--- START Listing ---
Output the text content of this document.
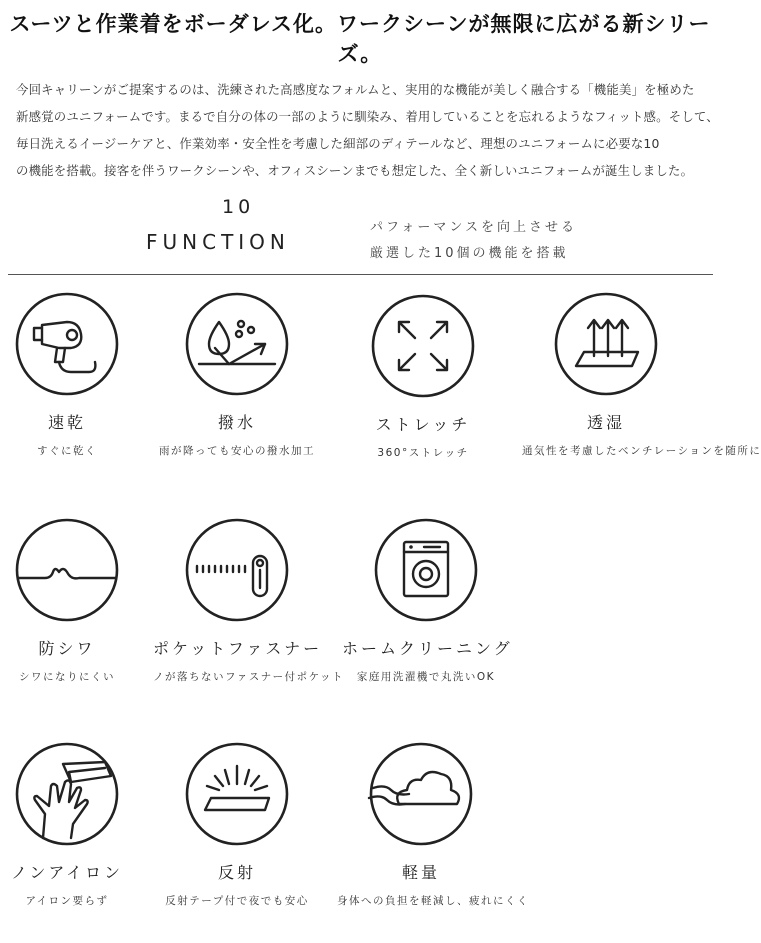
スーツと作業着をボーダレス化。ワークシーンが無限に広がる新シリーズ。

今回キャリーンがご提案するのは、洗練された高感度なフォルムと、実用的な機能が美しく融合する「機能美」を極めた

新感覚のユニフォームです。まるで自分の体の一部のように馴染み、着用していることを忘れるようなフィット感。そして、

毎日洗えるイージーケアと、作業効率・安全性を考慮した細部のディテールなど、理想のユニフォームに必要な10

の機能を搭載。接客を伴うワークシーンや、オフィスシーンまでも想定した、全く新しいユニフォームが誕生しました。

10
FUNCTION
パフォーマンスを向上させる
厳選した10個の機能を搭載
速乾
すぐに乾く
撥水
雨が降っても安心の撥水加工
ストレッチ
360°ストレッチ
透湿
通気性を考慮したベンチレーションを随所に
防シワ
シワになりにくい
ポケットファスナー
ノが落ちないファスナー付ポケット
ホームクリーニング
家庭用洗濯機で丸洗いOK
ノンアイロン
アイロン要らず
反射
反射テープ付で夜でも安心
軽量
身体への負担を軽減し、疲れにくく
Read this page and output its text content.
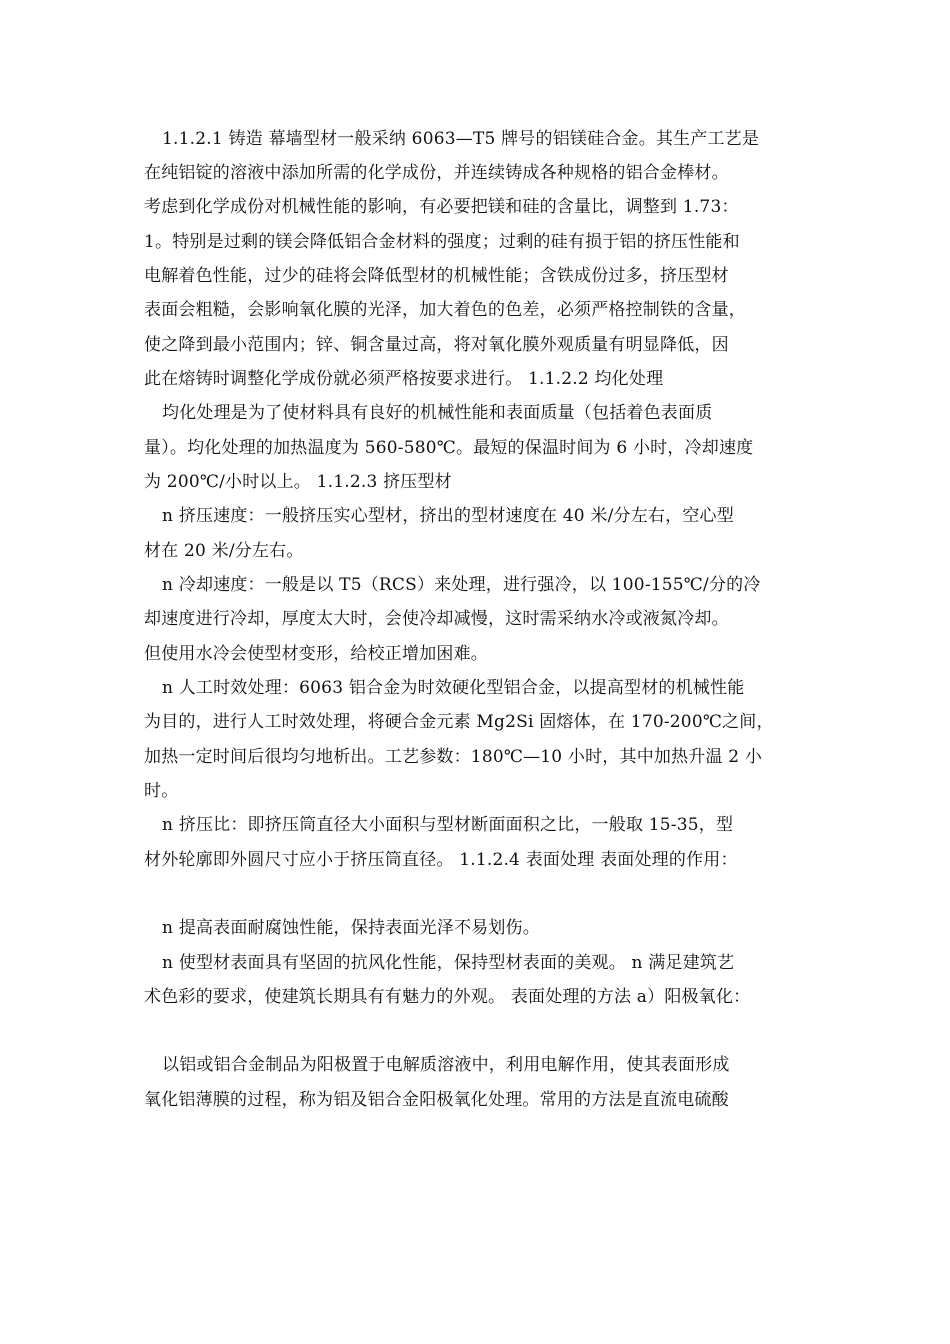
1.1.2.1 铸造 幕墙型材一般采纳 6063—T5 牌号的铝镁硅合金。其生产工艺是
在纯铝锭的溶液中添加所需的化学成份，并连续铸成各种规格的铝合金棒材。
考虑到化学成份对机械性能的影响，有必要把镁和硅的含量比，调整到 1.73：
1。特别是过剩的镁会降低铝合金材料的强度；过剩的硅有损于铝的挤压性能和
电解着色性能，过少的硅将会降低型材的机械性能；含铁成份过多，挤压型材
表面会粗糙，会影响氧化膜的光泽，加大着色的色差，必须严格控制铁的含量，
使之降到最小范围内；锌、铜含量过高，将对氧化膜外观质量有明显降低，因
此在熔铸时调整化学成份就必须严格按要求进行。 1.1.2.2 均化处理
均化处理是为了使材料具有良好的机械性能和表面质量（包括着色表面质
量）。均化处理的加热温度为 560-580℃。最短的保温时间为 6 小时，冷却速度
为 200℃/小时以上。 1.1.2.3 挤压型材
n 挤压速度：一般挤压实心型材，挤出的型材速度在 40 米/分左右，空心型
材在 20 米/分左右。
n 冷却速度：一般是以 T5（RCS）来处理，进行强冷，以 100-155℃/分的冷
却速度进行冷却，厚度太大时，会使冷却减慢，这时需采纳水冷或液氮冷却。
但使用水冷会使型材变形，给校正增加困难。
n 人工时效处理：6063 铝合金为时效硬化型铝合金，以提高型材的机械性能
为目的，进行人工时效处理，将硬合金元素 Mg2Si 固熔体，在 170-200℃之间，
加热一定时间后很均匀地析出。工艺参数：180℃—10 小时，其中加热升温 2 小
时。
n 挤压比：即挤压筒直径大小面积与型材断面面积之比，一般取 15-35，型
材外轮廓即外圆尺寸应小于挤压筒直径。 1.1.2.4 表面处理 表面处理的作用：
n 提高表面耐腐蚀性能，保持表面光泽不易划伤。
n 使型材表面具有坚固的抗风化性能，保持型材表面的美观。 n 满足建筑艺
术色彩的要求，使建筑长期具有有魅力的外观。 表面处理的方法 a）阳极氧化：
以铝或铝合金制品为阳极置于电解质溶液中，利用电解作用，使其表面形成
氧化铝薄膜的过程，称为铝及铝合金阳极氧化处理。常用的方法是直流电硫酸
--- END Listing ---
### Task:
Transcribe the whole listing, character for character, but not its images.

### Result of this exercise:
Output the text content of this document.
スーツと作業着をボーダレス化。ワークシーンが無限に広がる新シリーズ。

今回キャリーンがご提案するのは、洗練された高感度なフォルムと、実用的な機能が美しく融合する「機能美」を極めた

新感覚のユニフォームです。まるで自分の体の一部のように馴染み、着用していることを忘れるようなフィット感。そして、

毎日洗えるイージーケアと、作業効率・安全性を考慮した細部のディテールなど、理想のユニフォームに必要な10

の機能を搭載。接客を伴うワークシーンや、オフィスシーンまでも想定した、全く新しいユニフォームが誕生しました。

10
FUNCTION
パフォーマンスを向上させる
厳選した10個の機能を搭載
速乾
すぐに乾く
撥水
雨が降っても安心の撥水加工
ストレッチ
360°ストレッチ
透湿
通気性を考慮したベンチレーションを随所に
防シワ
シワになりにくい
ポケットファスナー
ノが落ちないファスナー付ポケット
ホームクリーニング
家庭用洗濯機で丸洗いOK
ノンアイロン
アイロン要らず
反射
反射テープ付で夜でも安心
軽量
身体への負担を軽減し、疲れにくく
Read this page and output its text content.
1.1.2.1 铸造 幕墙型材一般采纳 6063—T5 牌号的铝镁硅合金。其生产工艺是
在纯铝锭的溶液中添加所需的化学成份，并连续铸成各种规格的铝合金棒材。
考虑到化学成份对机械性能的影响，有必要把镁和硅的含量比，调整到 1.73：
1。特别是过剩的镁会降低铝合金材料的强度；过剩的硅有损于铝的挤压性能和
电解着色性能，过少的硅将会降低型材的机械性能；含铁成份过多，挤压型材
表面会粗糙，会影响氧化膜的光泽，加大着色的色差，必须严格控制铁的含量，
使之降到最小范围内；锌、铜含量过高，将对氧化膜外观质量有明显降低，因
此在熔铸时调整化学成份就必须严格按要求进行。 1.1.2.2 均化处理
均化处理是为了使材料具有良好的机械性能和表面质量（包括着色表面质
量）。均化处理的加热温度为 560-580℃。最短的保温时间为 6 小时，冷却速度
为 200℃/小时以上。 1.1.2.3 挤压型材
n 挤压速度：一般挤压实心型材，挤出的型材速度在 40 米/分左右，空心型
材在 20 米/分左右。
n 冷却速度：一般是以 T5（RCS）来处理，进行强冷，以 100-155℃/分的冷
却速度进行冷却，厚度太大时，会使冷却减慢，这时需采纳水冷或液氮冷却。
但使用水冷会使型材变形，给校正增加困难。
n 人工时效处理：6063 铝合金为时效硬化型铝合金，以提高型材的机械性能
为目的，进行人工时效处理，将硬合金元素 Mg2Si 固熔体，在 170-200℃之间，
加热一定时间后很均匀地析出。工艺参数：180℃—10 小时，其中加热升温 2 小
时。
n 挤压比：即挤压筒直径大小面积与型材断面面积之比，一般取 15-35，型
材外轮廓即外圆尺寸应小于挤压筒直径。 1.1.2.4 表面处理 表面处理的作用：
n 提高表面耐腐蚀性能，保持表面光泽不易划伤。
n 使型材表面具有坚固的抗风化性能，保持型材表面的美观。 n 满足建筑艺
术色彩的要求，使建筑长期具有有魅力的外观。 表面处理的方法 a）阳极氧化：
以铝或铝合金制品为阳极置于电解质溶液中，利用电解作用，使其表面形成
氧化铝薄膜的过程，称为铝及铝合金阳极氧化处理。常用的方法是直流电硫酸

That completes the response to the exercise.